Only the lines from the one containing "OCR this image." through the end of the material are to be echoed, each exactly as it appears.

### Task inputs
>> Start

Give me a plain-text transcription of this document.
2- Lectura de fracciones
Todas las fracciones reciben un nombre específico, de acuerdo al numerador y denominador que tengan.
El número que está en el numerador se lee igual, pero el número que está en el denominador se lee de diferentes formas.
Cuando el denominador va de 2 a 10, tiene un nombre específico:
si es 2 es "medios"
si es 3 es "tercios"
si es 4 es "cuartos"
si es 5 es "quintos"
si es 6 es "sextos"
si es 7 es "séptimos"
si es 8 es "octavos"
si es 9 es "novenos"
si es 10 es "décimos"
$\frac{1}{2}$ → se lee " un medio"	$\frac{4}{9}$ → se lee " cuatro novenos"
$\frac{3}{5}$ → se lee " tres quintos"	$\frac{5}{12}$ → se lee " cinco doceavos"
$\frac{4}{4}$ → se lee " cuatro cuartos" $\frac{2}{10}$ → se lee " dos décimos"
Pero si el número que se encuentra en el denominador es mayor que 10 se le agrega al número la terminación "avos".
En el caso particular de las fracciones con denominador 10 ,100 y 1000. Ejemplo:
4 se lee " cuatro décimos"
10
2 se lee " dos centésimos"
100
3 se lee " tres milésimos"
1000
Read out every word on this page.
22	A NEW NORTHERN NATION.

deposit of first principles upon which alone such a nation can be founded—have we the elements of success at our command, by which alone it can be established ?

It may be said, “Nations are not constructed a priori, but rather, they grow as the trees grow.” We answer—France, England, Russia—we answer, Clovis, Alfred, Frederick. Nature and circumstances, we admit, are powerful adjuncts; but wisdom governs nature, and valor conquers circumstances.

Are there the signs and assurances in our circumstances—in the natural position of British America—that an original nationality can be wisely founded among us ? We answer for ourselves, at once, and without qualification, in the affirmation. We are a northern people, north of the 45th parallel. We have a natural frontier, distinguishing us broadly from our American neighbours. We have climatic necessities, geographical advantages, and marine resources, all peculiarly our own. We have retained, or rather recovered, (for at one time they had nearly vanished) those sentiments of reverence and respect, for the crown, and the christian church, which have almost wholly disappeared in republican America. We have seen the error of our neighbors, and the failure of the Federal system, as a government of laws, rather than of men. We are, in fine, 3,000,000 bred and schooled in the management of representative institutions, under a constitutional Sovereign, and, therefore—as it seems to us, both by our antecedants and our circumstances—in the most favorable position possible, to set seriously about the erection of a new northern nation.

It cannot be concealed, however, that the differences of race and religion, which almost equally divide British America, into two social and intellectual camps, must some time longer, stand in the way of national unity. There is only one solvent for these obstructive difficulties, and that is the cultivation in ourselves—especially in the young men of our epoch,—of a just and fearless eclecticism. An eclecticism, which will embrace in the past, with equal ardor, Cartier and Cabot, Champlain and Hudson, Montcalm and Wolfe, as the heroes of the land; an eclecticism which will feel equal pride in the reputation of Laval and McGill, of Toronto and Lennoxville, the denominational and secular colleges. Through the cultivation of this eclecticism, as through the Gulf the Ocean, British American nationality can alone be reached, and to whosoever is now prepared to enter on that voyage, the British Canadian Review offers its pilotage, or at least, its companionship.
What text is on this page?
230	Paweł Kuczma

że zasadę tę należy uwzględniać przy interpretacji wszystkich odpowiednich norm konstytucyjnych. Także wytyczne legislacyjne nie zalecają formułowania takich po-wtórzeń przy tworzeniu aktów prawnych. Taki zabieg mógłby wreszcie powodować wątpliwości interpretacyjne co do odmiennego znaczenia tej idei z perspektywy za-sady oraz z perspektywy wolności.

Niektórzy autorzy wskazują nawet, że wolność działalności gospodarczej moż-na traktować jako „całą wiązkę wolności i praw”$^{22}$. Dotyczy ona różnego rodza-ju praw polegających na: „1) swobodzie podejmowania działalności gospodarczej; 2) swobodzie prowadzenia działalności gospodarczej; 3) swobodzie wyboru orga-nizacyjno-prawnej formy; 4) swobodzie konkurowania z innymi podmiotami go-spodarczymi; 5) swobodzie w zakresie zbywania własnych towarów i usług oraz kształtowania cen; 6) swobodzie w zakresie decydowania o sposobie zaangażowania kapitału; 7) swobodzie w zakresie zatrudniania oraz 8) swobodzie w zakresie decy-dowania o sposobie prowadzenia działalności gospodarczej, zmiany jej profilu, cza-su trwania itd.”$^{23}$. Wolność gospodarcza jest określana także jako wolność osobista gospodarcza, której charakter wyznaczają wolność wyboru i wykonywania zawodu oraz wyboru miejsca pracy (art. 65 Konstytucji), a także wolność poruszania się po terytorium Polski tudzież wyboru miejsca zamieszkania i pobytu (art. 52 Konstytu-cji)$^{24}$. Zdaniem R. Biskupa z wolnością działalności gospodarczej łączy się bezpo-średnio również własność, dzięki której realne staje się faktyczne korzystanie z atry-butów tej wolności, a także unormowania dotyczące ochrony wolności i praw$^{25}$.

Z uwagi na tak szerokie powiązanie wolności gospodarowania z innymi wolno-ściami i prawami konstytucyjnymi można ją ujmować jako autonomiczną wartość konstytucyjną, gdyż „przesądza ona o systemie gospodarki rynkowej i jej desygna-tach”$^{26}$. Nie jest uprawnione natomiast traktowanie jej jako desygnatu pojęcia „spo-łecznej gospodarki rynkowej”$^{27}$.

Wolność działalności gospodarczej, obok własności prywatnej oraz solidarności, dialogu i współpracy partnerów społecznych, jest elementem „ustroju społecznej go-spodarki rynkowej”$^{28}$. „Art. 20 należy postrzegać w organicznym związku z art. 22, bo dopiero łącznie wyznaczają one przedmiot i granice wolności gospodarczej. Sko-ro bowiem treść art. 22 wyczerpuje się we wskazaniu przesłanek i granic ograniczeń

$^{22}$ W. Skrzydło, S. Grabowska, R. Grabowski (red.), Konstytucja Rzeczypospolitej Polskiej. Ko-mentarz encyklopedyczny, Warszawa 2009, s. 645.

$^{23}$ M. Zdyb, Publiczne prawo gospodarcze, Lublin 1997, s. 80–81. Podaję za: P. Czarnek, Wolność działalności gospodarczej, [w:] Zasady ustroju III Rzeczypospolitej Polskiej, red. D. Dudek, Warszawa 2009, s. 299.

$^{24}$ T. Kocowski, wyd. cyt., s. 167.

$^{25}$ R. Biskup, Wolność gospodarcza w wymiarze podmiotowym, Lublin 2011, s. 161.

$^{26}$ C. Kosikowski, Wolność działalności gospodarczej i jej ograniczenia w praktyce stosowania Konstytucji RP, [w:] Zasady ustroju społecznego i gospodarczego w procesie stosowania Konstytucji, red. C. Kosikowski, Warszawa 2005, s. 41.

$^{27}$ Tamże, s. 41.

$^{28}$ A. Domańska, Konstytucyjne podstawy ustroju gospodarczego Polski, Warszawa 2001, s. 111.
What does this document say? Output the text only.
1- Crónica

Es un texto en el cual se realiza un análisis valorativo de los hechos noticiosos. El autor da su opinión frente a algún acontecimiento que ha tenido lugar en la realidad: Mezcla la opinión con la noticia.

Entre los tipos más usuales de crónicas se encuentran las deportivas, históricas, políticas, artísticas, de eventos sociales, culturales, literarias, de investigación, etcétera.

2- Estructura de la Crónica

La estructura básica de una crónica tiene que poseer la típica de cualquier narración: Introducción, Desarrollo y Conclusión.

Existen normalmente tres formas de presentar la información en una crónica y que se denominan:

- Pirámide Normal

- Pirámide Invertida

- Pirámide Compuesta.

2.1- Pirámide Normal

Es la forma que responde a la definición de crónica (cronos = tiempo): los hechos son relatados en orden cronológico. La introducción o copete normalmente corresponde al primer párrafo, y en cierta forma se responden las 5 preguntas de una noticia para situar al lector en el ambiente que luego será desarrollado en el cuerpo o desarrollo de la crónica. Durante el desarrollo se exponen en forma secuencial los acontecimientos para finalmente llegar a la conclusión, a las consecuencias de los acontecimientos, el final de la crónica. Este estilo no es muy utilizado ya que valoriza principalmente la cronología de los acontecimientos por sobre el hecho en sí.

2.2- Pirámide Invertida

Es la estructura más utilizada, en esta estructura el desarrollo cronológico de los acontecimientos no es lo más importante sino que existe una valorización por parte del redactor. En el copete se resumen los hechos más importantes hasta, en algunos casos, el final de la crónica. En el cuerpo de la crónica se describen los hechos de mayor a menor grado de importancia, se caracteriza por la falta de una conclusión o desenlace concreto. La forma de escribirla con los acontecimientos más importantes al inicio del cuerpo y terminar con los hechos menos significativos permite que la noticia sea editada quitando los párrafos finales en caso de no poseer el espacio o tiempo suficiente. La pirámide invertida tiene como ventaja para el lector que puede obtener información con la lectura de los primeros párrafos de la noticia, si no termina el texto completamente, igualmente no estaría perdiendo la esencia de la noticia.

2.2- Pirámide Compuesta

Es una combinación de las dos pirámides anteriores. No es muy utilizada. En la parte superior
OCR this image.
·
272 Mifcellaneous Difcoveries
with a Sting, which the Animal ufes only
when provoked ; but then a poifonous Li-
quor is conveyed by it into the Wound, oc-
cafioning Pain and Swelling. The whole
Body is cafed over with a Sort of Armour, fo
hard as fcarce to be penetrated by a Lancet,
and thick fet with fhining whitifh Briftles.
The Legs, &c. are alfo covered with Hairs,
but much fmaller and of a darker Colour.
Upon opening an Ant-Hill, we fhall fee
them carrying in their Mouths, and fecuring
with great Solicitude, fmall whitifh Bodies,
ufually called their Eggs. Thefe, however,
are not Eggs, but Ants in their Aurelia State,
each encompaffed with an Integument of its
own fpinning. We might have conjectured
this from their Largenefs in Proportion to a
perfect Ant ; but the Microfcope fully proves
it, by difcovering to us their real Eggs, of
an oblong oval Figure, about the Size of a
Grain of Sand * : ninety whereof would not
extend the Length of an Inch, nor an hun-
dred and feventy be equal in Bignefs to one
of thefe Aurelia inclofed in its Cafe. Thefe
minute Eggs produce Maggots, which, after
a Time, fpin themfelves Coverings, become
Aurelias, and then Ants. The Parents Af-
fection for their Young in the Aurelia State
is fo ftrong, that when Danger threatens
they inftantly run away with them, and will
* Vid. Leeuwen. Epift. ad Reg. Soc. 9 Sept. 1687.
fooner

>> End

### Full response
OCR this image.
·
272 Mifcellaneous Difcoveries
with a Sting, which the Animal ufes only
when provoked ; but then a poifonous Li-
quor is conveyed by it into the Wound, oc-
cafioning Pain and Swelling. The whole
Body is cafed over with a Sort of Armour, fo
hard as fcarce to be penetrated by a Lancet,
and thick fet with fhining whitifh Briftles.
The Legs, &c. are alfo covered with Hairs,
but much fmaller and of a darker Colour.
Upon opening an Ant-Hill, we fhall fee
them carrying in their Mouths, and fecuring
with great Solicitude, fmall whitifh Bodies,
ufually called their Eggs. Thefe, however,
are not Eggs, but Ants in their Aurelia State,
each encompaffed with an Integument of its
own fpinning. We might have conjectured
this from their Largenefs in Proportion to a
perfect Ant ; but the Microfcope fully proves
it, by difcovering to us their real Eggs, of
an oblong oval Figure, about the Size of a
Grain of Sand * : ninety whereof would not
extend the Length of an Inch, nor an hun-
dred and feventy be equal in Bignefs to one
of thefe Aurelia inclofed in its Cafe. Thefe
minute Eggs produce Maggots, which, after
a Time, fpin themfelves Coverings, become
Aurelias, and then Ants. The Parents Af-
fection for their Young in the Aurelia State
is fo ftrong, that when Danger threatens
they inftantly run away with them, and will
* Vid. Leeuwen. Epift. ad Reg. Soc. 9 Sept. 1687.
fooner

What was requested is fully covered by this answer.